— start DOCUMENT EXTRACT —

Fuel valve to blame for power outage on Hibernia platform, causing spill
Natural resources minister vows to make changes if necessary to prevent future spills
A low fuel supply to the equipment that keeps the electricity on is being blamed for causing the power outage that resulted in an estimated 2,200 litres of oil spilling into the Atlantic Ocean from the Hibernia platform over the weekend — just 48 hours after production at the site resumed following an earlier spill.
The latest spill happened when the power went out on the oil production platform, prompting the sprinkler system to activate. That triggered Hibernia's waste containment drain system — containing water and oil — to overflow from the platform and into the ocean.
On Monday afternoon, Scott Sandlin, president of the Hibernia Management and Development Company (HMDC), told CBC News that backup generators did come online, but he admitted he didn't know how long it took them to activate, which is supposed to happen immediately.
"That's part of our ongoing investigation," he said.
A spokesperson for HMDC told CBC later Monday that the fuel valve leading to the main power generator closed and therefore didn't supply fuel to the power generator.
Production is shut down as separate investigations by the company and the regulator, the Canada-Newfoundland and Labrador Offshore Petroleum Board (C-NLOPB), are underway.
All employees were reported safe, and aerial and satellite services were being used to "maximize recovery of the product," Sandlin said.

— end DOCUMENT EXTRACT —

* WHAT IS ASKED
Rewrite the stretch of the article on the Hibernia oil spill from "A spokesperson for" through "(C-NLOPB), are underway.", replacing "spokesperson" with "representative".

— start GIVEN ENTRIES —

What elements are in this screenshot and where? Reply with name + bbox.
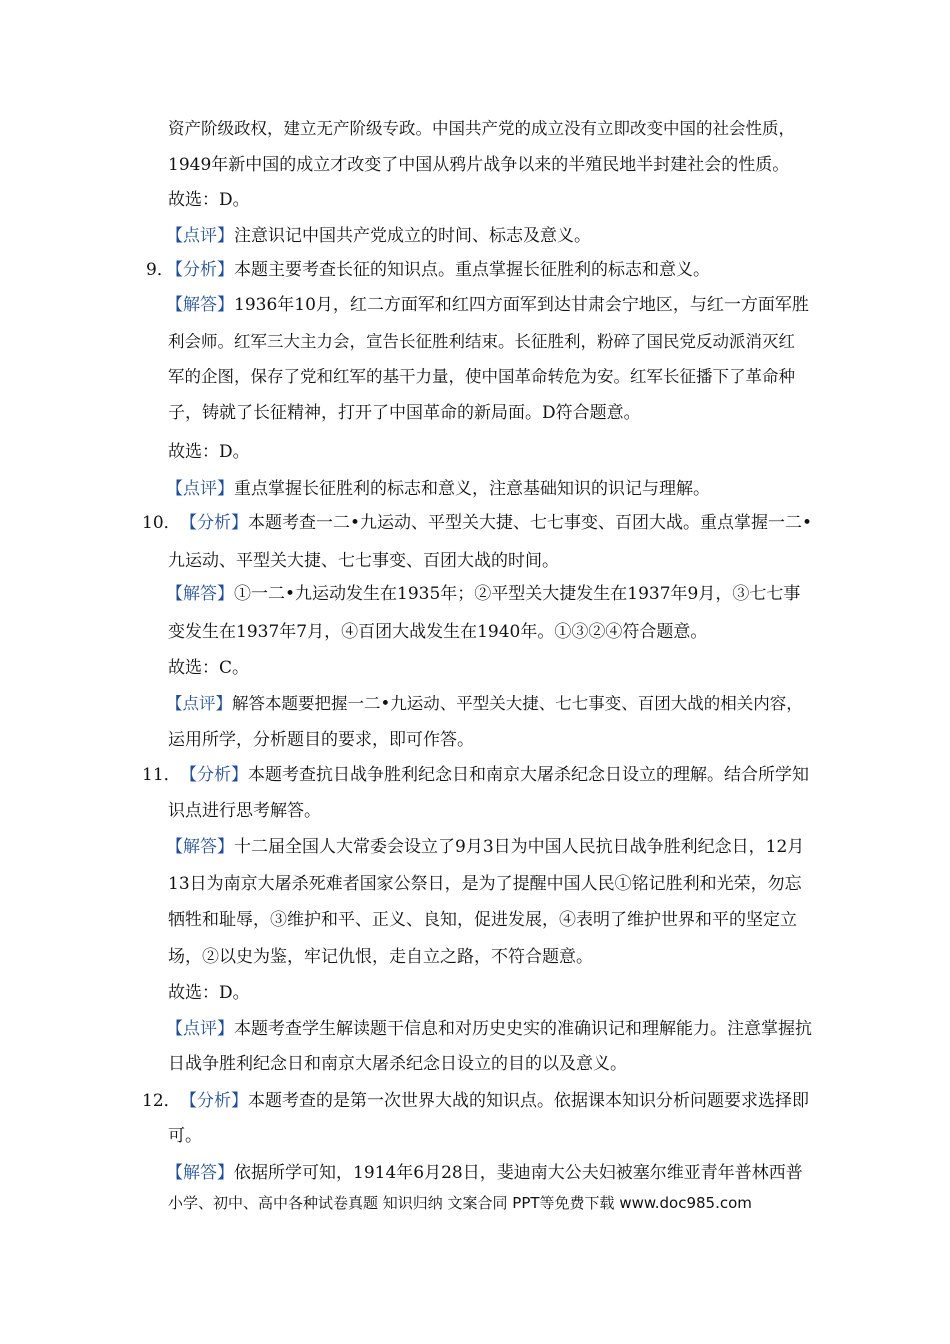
section-tag: 【解答】 [166, 584, 234, 604]
text-line [168, 154, 789, 176]
line-text: 故选：C。 [168, 658, 250, 678]
text-line [166, 478, 710, 500]
section-tag: 【点评】 [166, 1019, 234, 1039]
line-text: 13日为南京大屠杀死难者国家公祭日，是为了提醒中国人民①铭记胜利和光荣，勿忘 [168, 874, 802, 894]
footer-watermark: 小学、初中、高中各种试卷真题 知识归纳 文案合同 PPT等免费下载 www.doc985.com [168, 1194, 752, 1212]
text-line [166, 1018, 812, 1040]
section-tag: 【解答】 [166, 837, 234, 857]
section-tag: 【点评】 [166, 226, 234, 246]
text-line [166, 583, 800, 605]
text-line [168, 402, 641, 424]
section-tag: 【点评】 [166, 479, 234, 499]
text-line [168, 909, 797, 931]
text-line [168, 331, 795, 353]
line-text: 重点掌握长征胜利的标志和意义，注意基础知识的识记与理解。 [234, 479, 710, 499]
line-text: 故选：D。 [168, 190, 250, 210]
text-line [168, 1053, 627, 1075]
text-line [166, 836, 804, 858]
question-number: 9． [146, 260, 174, 280]
line-text: 利会师。红军三大主力会，宣告长征胜利结束。长征胜利，粉碎了国民党反动派消灭红 [168, 332, 795, 351]
line-text: 运用所学，分析题目的要求，即可作答。 [168, 730, 474, 750]
text-line [168, 366, 795, 388]
line-text: 故选：D。 [168, 442, 250, 462]
section-tag: 【分析】 [166, 260, 234, 280]
text-line [168, 118, 795, 140]
text-line [166, 693, 803, 715]
text-line [168, 800, 321, 822]
section-tag: 【分析】 [180, 513, 248, 533]
line-text: 可。 [168, 1126, 202, 1146]
line-text: 子，铸就了长征精神，打开了中国革命的新局面。D符合题意。 [168, 403, 641, 423]
line-text: 故选：D。 [168, 983, 250, 1003]
text-line [168, 657, 249, 679]
text-line [168, 982, 250, 1004]
line-text: 十二届全国人大常委会设立了9月3日为中国人民抗日战争胜利纪念日，12月 [234, 837, 805, 857]
text-line [166, 294, 809, 316]
text-line [168, 550, 559, 572]
text-line [180, 512, 812, 534]
question-number: 12． [142, 1091, 181, 1111]
line-text: 1936年10月，红二方面军和红四方面军到达甘肃会宁地区，与红一方面军胜 [234, 295, 809, 315]
line-text: 本题考查学生解读题干信息和对历史史实的准确识记和理解能力。注意掌握抗 [234, 1019, 812, 1039]
text-line [168, 441, 250, 463]
line-text: 本题主要考查长征的知识点。重点掌握长征胜利的标志和意义。 [234, 260, 710, 280]
section-tag: 【分析】 [180, 765, 248, 785]
question-number: 11． [142, 765, 181, 785]
line-text: 本题考查一二•九运动、平型关大捷、七七事变、百团大战。重点掌握一二• [248, 513, 813, 533]
line-text: 日战争胜利纪念日和南京大屠杀纪念日设立的目的以及意义。 [168, 1054, 627, 1074]
text-line [180, 764, 809, 786]
text-line [168, 1125, 202, 1147]
line-text: 解答本题要把握一二•九运动、平型关大捷、七七事变、百团大战的相关内容， [232, 694, 803, 713]
section-tag: 【解答】 [166, 1163, 234, 1183]
line-text: 场，②以史为鉴，牢记仇恨，走自立之路，不符合题意。 [168, 947, 593, 967]
line-text: 识点进行思考解答。 [168, 801, 321, 821]
section-tag: 【分析】 [180, 1091, 248, 1111]
line-text: 九运动、平型关大捷、七七事变、百团大战的时间。 [168, 551, 559, 571]
text-line [168, 729, 474, 751]
line-text: 军的企图，保存了党和红军的基干力量，使中国革命转危为安。红军长征播下了革命种 [168, 367, 795, 386]
section-tag: 【解答】 [166, 295, 234, 315]
question-number: 10． [142, 513, 181, 533]
text-line [166, 225, 591, 247]
line-text: 1949年新中国的成立才改变了中国从鸦片战争以来的半殖民地半封建社会的性质。 [168, 155, 790, 175]
text-line [168, 189, 250, 211]
line-text: 牺牲和耻辱，③维护和平、正义、良知，促进发展，④表明了维护世界和平的坚定立 [168, 910, 797, 930]
line-text: 本题考查抗日战争胜利纪念日和南京大屠杀纪念日设立的理解。结合所学知 [248, 765, 809, 785]
line-text: 本题考查的是第一次世界大战的知识点。依据课本知识分析问题要求选择即 [248, 1091, 809, 1111]
line-text: 变发生在1937年7月，④百团大战发生在1940年。①③②④符合题意。 [168, 622, 708, 642]
text-line [168, 946, 593, 968]
line-text: 资产阶级政权，建立无产阶级专政。中国共产党的成立没有立即改变中国的社会性质， [168, 119, 795, 138]
text-line [166, 1162, 803, 1184]
line-text: 依据所学可知，1914年6月28日，斐迪南大公夫妇被塞尔维亚青年普林西普 [234, 1163, 803, 1183]
section-tag: 【点评】 [166, 694, 232, 713]
text-line [166, 259, 710, 281]
text-line [168, 873, 802, 895]
text-line [180, 1090, 809, 1112]
line-text: ①一二•九运动发生在1935年；②平型关大捷发生在1937年9月，③七七事 [234, 584, 801, 604]
line-text: 注意识记中国共产党成立的时间、标志及意义。 [234, 226, 591, 246]
text-line [168, 621, 707, 643]
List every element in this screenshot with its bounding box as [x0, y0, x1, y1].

— end GIVEN ENTRIES —

* RESULT FOR THIS TASK
A representative for HMDC told CBC later Monday that the fuel valve leading to the main power generator closed and therefore didn't supply fuel to the power generator.
Production is shut down as separate investigations by the company and the regulator, the Canada-Newfoundland and Labrador Offshore Petroleum Board (C-NLOPB), are underway.